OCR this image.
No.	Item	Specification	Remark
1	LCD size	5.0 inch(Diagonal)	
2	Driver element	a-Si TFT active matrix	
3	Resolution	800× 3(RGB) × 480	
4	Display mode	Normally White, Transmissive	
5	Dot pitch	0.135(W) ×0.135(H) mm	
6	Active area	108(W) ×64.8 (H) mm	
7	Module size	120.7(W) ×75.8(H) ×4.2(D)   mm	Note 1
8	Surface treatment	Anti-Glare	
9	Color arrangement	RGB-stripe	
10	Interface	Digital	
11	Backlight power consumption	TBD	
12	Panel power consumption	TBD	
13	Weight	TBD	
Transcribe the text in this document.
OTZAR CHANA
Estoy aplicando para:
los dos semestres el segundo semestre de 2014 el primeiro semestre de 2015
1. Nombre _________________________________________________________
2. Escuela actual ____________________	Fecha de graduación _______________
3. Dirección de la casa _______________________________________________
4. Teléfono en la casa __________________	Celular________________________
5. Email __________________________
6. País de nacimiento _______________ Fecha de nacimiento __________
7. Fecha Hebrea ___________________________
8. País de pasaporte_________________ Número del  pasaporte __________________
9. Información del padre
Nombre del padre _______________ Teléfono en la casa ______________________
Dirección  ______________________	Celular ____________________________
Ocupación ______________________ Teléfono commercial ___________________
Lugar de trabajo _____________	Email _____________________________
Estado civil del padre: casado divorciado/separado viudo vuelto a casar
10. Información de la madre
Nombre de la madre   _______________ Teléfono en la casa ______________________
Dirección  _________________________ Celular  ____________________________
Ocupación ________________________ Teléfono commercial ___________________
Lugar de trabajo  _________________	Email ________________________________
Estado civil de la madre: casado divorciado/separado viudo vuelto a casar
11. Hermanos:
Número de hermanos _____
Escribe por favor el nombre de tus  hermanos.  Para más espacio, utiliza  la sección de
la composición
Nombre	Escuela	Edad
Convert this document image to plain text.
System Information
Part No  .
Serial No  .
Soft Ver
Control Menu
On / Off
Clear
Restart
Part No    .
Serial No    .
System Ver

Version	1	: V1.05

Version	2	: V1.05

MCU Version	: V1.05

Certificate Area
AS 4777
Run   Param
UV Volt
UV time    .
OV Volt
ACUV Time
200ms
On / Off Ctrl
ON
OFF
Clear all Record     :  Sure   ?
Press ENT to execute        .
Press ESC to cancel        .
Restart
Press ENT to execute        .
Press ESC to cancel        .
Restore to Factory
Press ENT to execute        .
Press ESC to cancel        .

*What this task involves*: Print the material verbatim, all of it.

*Written solution*:
OCR this image.
No.	Item	Specification	Remark
1	LCD size	5.0 inch(Diagonal)	
2	Driver element	a-Si TFT active matrix	
3	Resolution	800× 3(RGB) × 480	
4	Display mode	Normally White, Transmissive	
5	Dot pitch	0.135(W) ×0.135(H) mm	
6	Active area	108(W) ×64.8 (H) mm	
7	Module size	120.7(W) ×75.8(H) ×4.2(D)   mm	Note 1
8	Surface treatment	Anti-Glare	
9	Color arrangement	RGB-stripe	
10	Interface	Digital	
11	Backlight power consumption	TBD	
12	Panel power consumption	TBD	
13	Weight	TBD	
Transcribe the text in this document.
OTZAR CHANA
Estoy aplicando para:
los dos semestres el segundo semestre de 2014 el primeiro semestre de 2015
1. Nombre _________________________________________________________
2. Escuela actual ____________________	Fecha de graduación _______________
3. Dirección de la casa _______________________________________________
4. Teléfono en la casa __________________	Celular________________________
5. Email __________________________
6. País de nacimiento _______________ Fecha de nacimiento __________
7. Fecha Hebrea ___________________________
8. País de pasaporte_________________ Número del  pasaporte __________________
9. Información del padre
Nombre del padre _______________ Teléfono en la casa ______________________
Dirección  ______________________	Celular ____________________________
Ocupación ______________________ Teléfono commercial ___________________
Lugar de trabajo _____________	Email _____________________________
Estado civil del padre: casado divorciado/separado viudo vuelto a casar
10. Información de la madre
Nombre de la madre   _______________ Teléfono en la casa ______________________
Dirección  _________________________ Celular  ____________________________
Ocupación ________________________ Teléfono commercial ___________________
Lugar de trabajo  _________________	Email ________________________________
Estado civil de la madre: casado divorciado/separado viudo vuelto a casar
11. Hermanos:
Número de hermanos _____
Escribe por favor el nombre de tus  hermanos.  Para más espacio, utiliza  la sección de
la composición
Nombre	Escuela	Edad
Convert this document image to plain text.
System Information
Part No  .
Serial No  .
Soft Ver
Control Menu
On / Off
Clear
Restart
Part No    .
Serial No    .
System Ver

Version	1	: V1.05

Version	2	: V1.05

MCU Version	: V1.05

Certificate Area
AS 4777
Run   Param
UV Volt
UV time    .
OV Volt
ACUV Time
200ms
On / Off Ctrl
ON
OFF
Clear all Record     :  Sure   ?
Press ENT to execute        .
Press ESC to cancel        .
Restart
Press ENT to execute        .
Press ESC to cancel        .
Restore to Factory
Press ENT to execute        .
Press ESC to cancel        .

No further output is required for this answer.